Write the entries below out again exactly; any picture in them stays out.
RECORDS SUPPLIED start
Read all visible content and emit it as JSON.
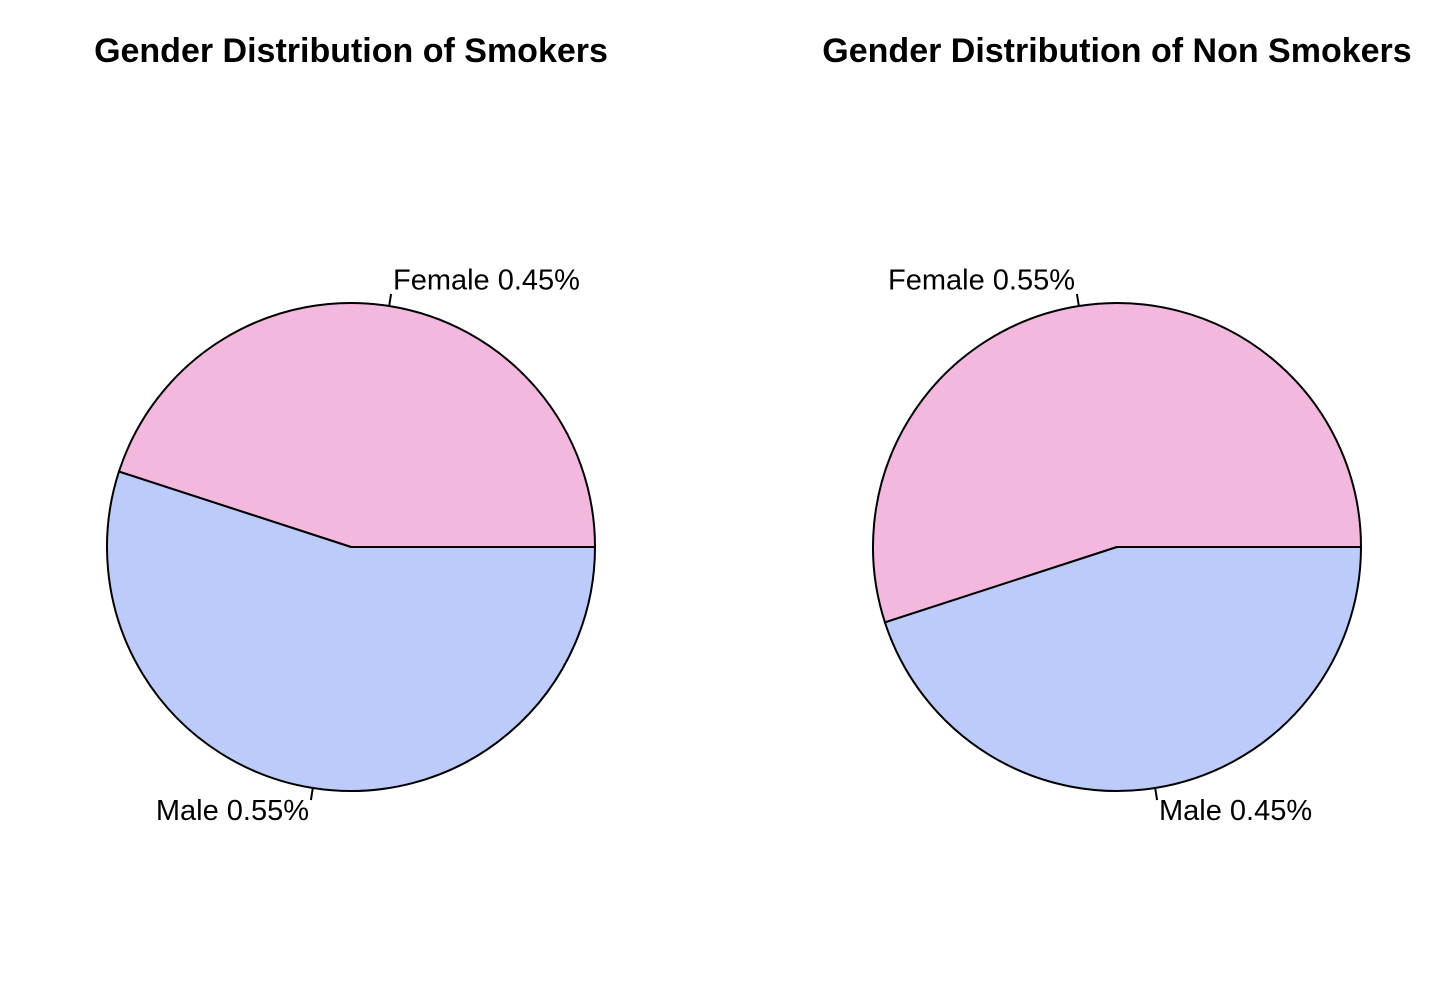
{
  "chart_data": [
    {
      "type": "pie",
      "title": "Gender Distribution of Smokers",
      "slices": [
        {
          "label": "Female",
          "value": 0.45,
          "label_text": "Female 0.45%",
          "color": "#F2B8DE"
        },
        {
          "label": "Male",
          "value": 0.55,
          "label_text": "Male 0.55%",
          "color": "#BCCBFA"
        }
      ]
    },
    {
      "type": "pie",
      "title": "Gender Distribution of Non Smokers",
      "slices": [
        {
          "label": "Female",
          "value": 0.55,
          "label_text": "Female 0.55%",
          "color": "#F2B8DE"
        },
        {
          "label": "Male",
          "value": 0.45,
          "label_text": "Male 0.45%",
          "color": "#BCCBFA"
        }
      ]
    }
  ]
}
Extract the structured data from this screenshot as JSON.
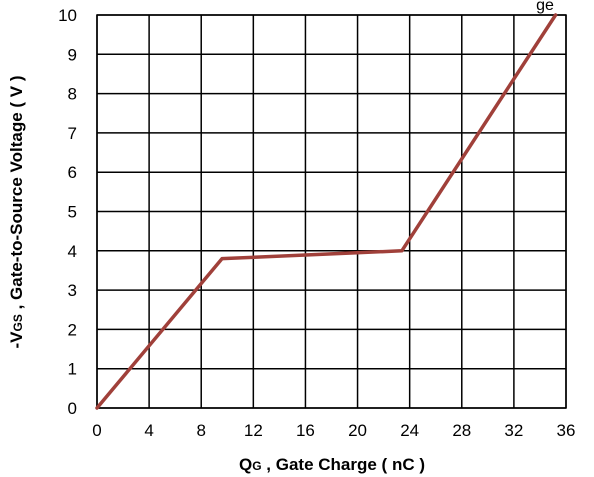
{
  "chart_data": {
    "type": "line",
    "title_fragment": "ge",
    "xlabel": {
      "main": "Q",
      "sub": "G",
      "rest": " , Gate Charge ( nC )"
    },
    "ylabel": {
      "main": "-V",
      "sub": "GS",
      "rest": " , Gate-to-Source Voltage ( V )"
    },
    "xlim": [
      0,
      36
    ],
    "ylim": [
      0,
      10
    ],
    "xticks": [
      0,
      4,
      8,
      12,
      16,
      20,
      24,
      28,
      32,
      36
    ],
    "yticks": [
      0,
      1,
      2,
      3,
      4,
      5,
      6,
      7,
      8,
      9,
      10
    ],
    "grid": true,
    "series": [
      {
        "color": "#a0403a",
        "x": [
          0,
          9.6,
          23.4,
          35.2
        ],
        "y": [
          0,
          3.8,
          4.0,
          10
        ]
      }
    ]
  }
}
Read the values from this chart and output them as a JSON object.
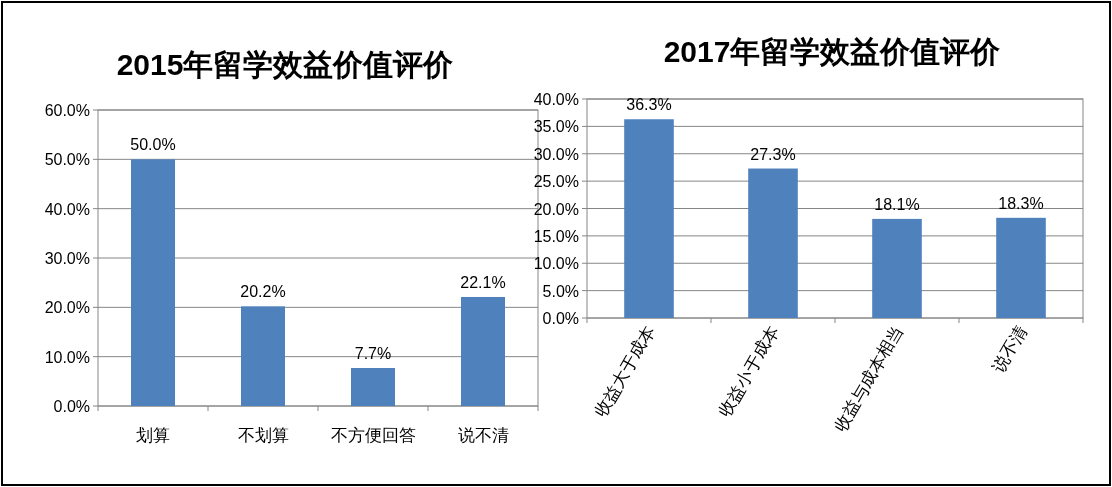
{
  "chart_data": [
    {
      "type": "bar",
      "title": "2015年留学效益价值评价",
      "categories": [
        "划算",
        "不划算",
        "不方便回答",
        "说不清"
      ],
      "series": [
        {
          "color": "#4f81bd",
          "values": [
            50.0,
            20.2,
            7.7,
            22.1
          ],
          "value_labels": [
            "50.0%",
            "20.2%",
            "7.7%",
            "22.1%"
          ]
        }
      ],
      "ylim": [
        0,
        60
      ],
      "yticks": [
        {
          "value": 0,
          "label": "0.0%"
        },
        {
          "value": 10,
          "label": "10.0%"
        },
        {
          "value": 20,
          "label": "20.0%"
        },
        {
          "value": 30,
          "label": "30.0%"
        },
        {
          "value": 40,
          "label": "40.0%"
        },
        {
          "value": 50,
          "label": "50.0%"
        },
        {
          "value": 60,
          "label": "60.0%"
        }
      ],
      "grid": "y"
    },
    {
      "type": "bar",
      "title": "2017年留学效益价值评价",
      "categories": [
        "收益大于成本",
        "收益小于成本",
        "收益与成本相当",
        "说不清"
      ],
      "series": [
        {
          "color": "#4f81bd",
          "values": [
            36.3,
            27.3,
            18.1,
            18.3
          ],
          "value_labels": [
            "36.3%",
            "27.3%",
            "18.1%",
            "18.3%"
          ]
        }
      ],
      "ylim": [
        0,
        40
      ],
      "yticks": [
        {
          "value": 0,
          "label": "0.0%"
        },
        {
          "value": 5,
          "label": "5.0%"
        },
        {
          "value": 10,
          "label": "10.0%"
        },
        {
          "value": 15,
          "label": "15.0%"
        },
        {
          "value": 20,
          "label": "20.0%"
        },
        {
          "value": 25,
          "label": "25.0%"
        },
        {
          "value": 30,
          "label": "30.0%"
        },
        {
          "value": 35,
          "label": "35.0%"
        },
        {
          "value": 40,
          "label": "40.0%"
        }
      ],
      "grid": "y"
    }
  ]
}
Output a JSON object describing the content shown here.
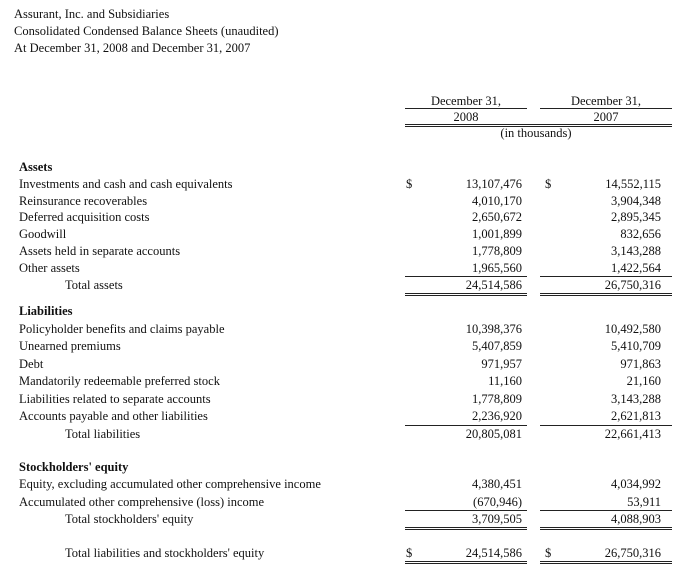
{
  "header": {
    "lines": [
      "Assurant, Inc. and Subsidiaries",
      "Consolidated Condensed Balance Sheets (unaudited)",
      "At December 31, 2008 and December 31, 2007"
    ]
  },
  "columns": [
    {
      "date": "December 31,",
      "year": "2008"
    },
    {
      "date": "December 31,",
      "year": "2007"
    }
  ],
  "unit": "(in thousands)",
  "sections": [
    {
      "title": "Assets",
      "rows": [
        {
          "label": "Investments and cash and cash equivalents",
          "currency": [
            "$",
            "$"
          ],
          "values": [
            "13,107,476",
            "14,552,115"
          ]
        },
        {
          "label": "Reinsurance recoverables",
          "values": [
            "4,010,170",
            "3,904,348"
          ]
        },
        {
          "label": "Deferred acquisition costs",
          "values": [
            "2,650,672",
            "2,895,345"
          ]
        },
        {
          "label": "Goodwill",
          "values": [
            "1,001,899",
            "832,656"
          ]
        },
        {
          "label": "Assets held in separate accounts",
          "values": [
            "1,778,809",
            "3,143,288"
          ]
        },
        {
          "label": "Other assets",
          "values": [
            "1,965,560",
            "1,422,564"
          ]
        }
      ],
      "total": {
        "label": "Total assets",
        "values": [
          "24,514,586",
          "26,750,316"
        ]
      }
    },
    {
      "title": "Liabilities",
      "rows": [
        {
          "label": "Policyholder benefits and claims payable",
          "values": [
            "10,398,376",
            "10,492,580"
          ]
        },
        {
          "label": "Unearned premiums",
          "values": [
            "5,407,859",
            "5,410,709"
          ]
        },
        {
          "label": "Debt",
          "values": [
            "971,957",
            "971,863"
          ]
        },
        {
          "label": "Mandatorily redeemable preferred stock",
          "values": [
            "11,160",
            "21,160"
          ]
        },
        {
          "label": "Liabilities related to separate accounts",
          "values": [
            "1,778,809",
            "3,143,288"
          ]
        },
        {
          "label": "Accounts payable and other liabilities",
          "values": [
            "2,236,920",
            "2,621,813"
          ]
        }
      ],
      "total": {
        "label": "Total liabilities",
        "values": [
          "20,805,081",
          "22,661,413"
        ]
      }
    },
    {
      "title": "Stockholders' equity",
      "rows": [
        {
          "label": "Equity, excluding accumulated other comprehensive income",
          "values": [
            "4,380,451",
            "4,034,992"
          ]
        },
        {
          "label": "Accumulated other comprehensive (loss) income",
          "values": [
            "(670,946)",
            "53,911"
          ]
        }
      ],
      "total": {
        "label": "Total stockholders' equity",
        "values": [
          "3,709,505",
          "4,088,903"
        ]
      }
    }
  ],
  "grand_total": {
    "label": "Total liabilities and stockholders' equity",
    "currency": [
      "$",
      "$"
    ],
    "values": [
      "24,514,586",
      "26,750,316"
    ]
  }
}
RECORDS SUPPLIED end
§ WRITTEN SOLUTION
Read all visible content and emit it as JSON.
{
  "chart_data": [
    {
      "type": "pie",
      "title": "Gender Distribution of Smokers",
      "slices": [
        {
          "label": "Female",
          "value": 0.45,
          "label_text": "Female 0.45%",
          "color": "#F2B8DE"
        },
        {
          "label": "Male",
          "value": 0.55,
          "label_text": "Male 0.55%",
          "color": "#BCCBFA"
        }
      ]
    },
    {
      "type": "pie",
      "title": "Gender Distribution of Non Smokers",
      "slices": [
        {
          "label": "Female",
          "value": 0.55,
          "label_text": "Female 0.55%",
          "color": "#F2B8DE"
        },
        {
          "label": "Male",
          "value": 0.45,
          "label_text": "Male 0.45%",
          "color": "#BCCBFA"
        }
      ]
    }
  ]
}
Extract the structured data from this screenshot as JSON.
{
  "chart_data": {
    "type": "line",
    "title_fragment": "ge",
    "xlabel": {
      "main": "Q",
      "sub": "G",
      "rest": " , Gate Charge ( nC )"
    },
    "ylabel": {
      "main": "-V",
      "sub": "GS",
      "rest": " , Gate-to-Source Voltage ( V )"
    },
    "xlim": [
      0,
      36
    ],
    "ylim": [
      0,
      10
    ],
    "xticks": [
      0,
      4,
      8,
      12,
      16,
      20,
      24,
      28,
      32,
      36
    ],
    "yticks": [
      0,
      1,
      2,
      3,
      4,
      5,
      6,
      7,
      8,
      9,
      10
    ],
    "grid": true,
    "series": [
      {
        "color": "#a0403a",
        "x": [
          0,
          9.6,
          23.4,
          35.2
        ],
        "y": [
          0,
          3.8,
          4.0,
          10
        ]
      }
    ]
  }
}
Read the values from this chart and output them as a JSON object.
{
  "chart_data": [
    {
      "type": "bar",
      "title": "2015年留学效益价值评价",
      "categories": [
        "划算",
        "不划算",
        "不方便回答",
        "说不清"
      ],
      "series": [
        {
          "color": "#4f81bd",
          "values": [
            50.0,
            20.2,
            7.7,
            22.1
          ],
          "value_labels": [
            "50.0%",
            "20.2%",
            "7.7%",
            "22.1%"
          ]
        }
      ],
      "ylim": [
        0,
        60
      ],
      "yticks": [
        {
          "value": 0,
          "label": "0.0%"
        },
        {
          "value": 10,
          "label": "10.0%"
        },
        {
          "value": 20,
          "label": "20.0%"
        },
        {
          "value": 30,
          "label": "30.0%"
        },
        {
          "value": 40,
          "label": "40.0%"
        },
        {
          "value": 50,
          "label": "50.0%"
        },
        {
          "value": 60,
          "label": "60.0%"
        }
      ],
      "grid": "y"
    },
    {
      "type": "bar",
      "title": "2017年留学效益价值评价",
      "categories": [
        "收益大于成本",
        "收益小于成本",
        "收益与成本相当",
        "说不清"
      ],
      "series": [
        {
          "color": "#4f81bd",
          "values": [
            36.3,
            27.3,
            18.1,
            18.3
          ],
          "value_labels": [
            "36.3%",
            "27.3%",
            "18.1%",
            "18.3%"
          ]
        }
      ],
      "ylim": [
        0,
        40
      ],
      "yticks": [
        {
          "value": 0,
          "label": "0.0%"
        },
        {
          "value": 5,
          "label": "5.0%"
        },
        {
          "value": 10,
          "label": "10.0%"
        },
        {
          "value": 15,
          "label": "15.0%"
        },
        {
          "value": 20,
          "label": "20.0%"
        },
        {
          "value": 25,
          "label": "25.0%"
        },
        {
          "value": 30,
          "label": "30.0%"
        },
        {
          "value": 35,
          "label": "35.0%"
        },
        {
          "value": 40,
          "label": "40.0%"
        }
      ],
      "grid": "y"
    }
  ]
}
Output a JSON object describing the content shown here.
{
  "header": {
    "lines": [
      "Assurant, Inc. and Subsidiaries",
      "Consolidated Condensed Balance Sheets (unaudited)",
      "At December 31, 2008 and December 31, 2007"
    ]
  },
  "columns": [
    {
      "date": "December 31,",
      "year": "2008"
    },
    {
      "date": "December 31,",
      "year": "2007"
    }
  ],
  "unit": "(in thousands)",
  "sections": [
    {
      "title": "Assets",
      "rows": [
        {
          "label": "Investments and cash and cash equivalents",
          "currency": [
            "$",
            "$"
          ],
          "values": [
            "13,107,476",
            "14,552,115"
          ]
        },
        {
          "label": "Reinsurance recoverables",
          "values": [
            "4,010,170",
            "3,904,348"
          ]
        },
        {
          "label": "Deferred acquisition costs",
          "values": [
            "2,650,672",
            "2,895,345"
          ]
        },
        {
          "label": "Goodwill",
          "values": [
            "1,001,899",
            "832,656"
          ]
        },
        {
          "label": "Assets held in separate accounts",
          "values": [
            "1,778,809",
            "3,143,288"
          ]
        },
        {
          "label": "Other assets",
          "values": [
            "1,965,560",
            "1,422,564"
          ]
        }
      ],
      "total": {
        "label": "Total assets",
        "values": [
          "24,514,586",
          "26,750,316"
        ]
      }
    },
    {
      "title": "Liabilities",
      "rows": [
        {
          "label": "Policyholder benefits and claims payable",
          "values": [
            "10,398,376",
            "10,492,580"
          ]
        },
        {
          "label": "Unearned premiums",
          "values": [
            "5,407,859",
            "5,410,709"
          ]
        },
        {
          "label": "Debt",
          "values": [
            "971,957",
            "971,863"
          ]
        },
        {
          "label": "Mandatorily redeemable preferred stock",
          "values": [
            "11,160",
            "21,160"
          ]
        },
        {
          "label": "Liabilities related to separate accounts",
          "values": [
            "1,778,809",
            "3,143,288"
          ]
        },
        {
          "label": "Accounts payable and other liabilities",
          "values": [
            "2,236,920",
            "2,621,813"
          ]
        }
      ],
      "total": {
        "label": "Total liabilities",
        "values": [
          "20,805,081",
          "22,661,413"
        ]
      }
    },
    {
      "title": "Stockholders' equity",
      "rows": [
        {
          "label": "Equity, excluding accumulated other comprehensive income",
          "values": [
            "4,380,451",
            "4,034,992"
          ]
        },
        {
          "label": "Accumulated other comprehensive (loss) income",
          "values": [
            "(670,946)",
            "53,911"
          ]
        }
      ],
      "total": {
        "label": "Total stockholders' equity",
        "values": [
          "3,709,505",
          "4,088,903"
        ]
      }
    }
  ],
  "grand_total": {
    "label": "Total liabilities and stockholders' equity",
    "currency": [
      "$",
      "$"
    ],
    "values": [
      "24,514,586",
      "26,750,316"
    ]
  }
}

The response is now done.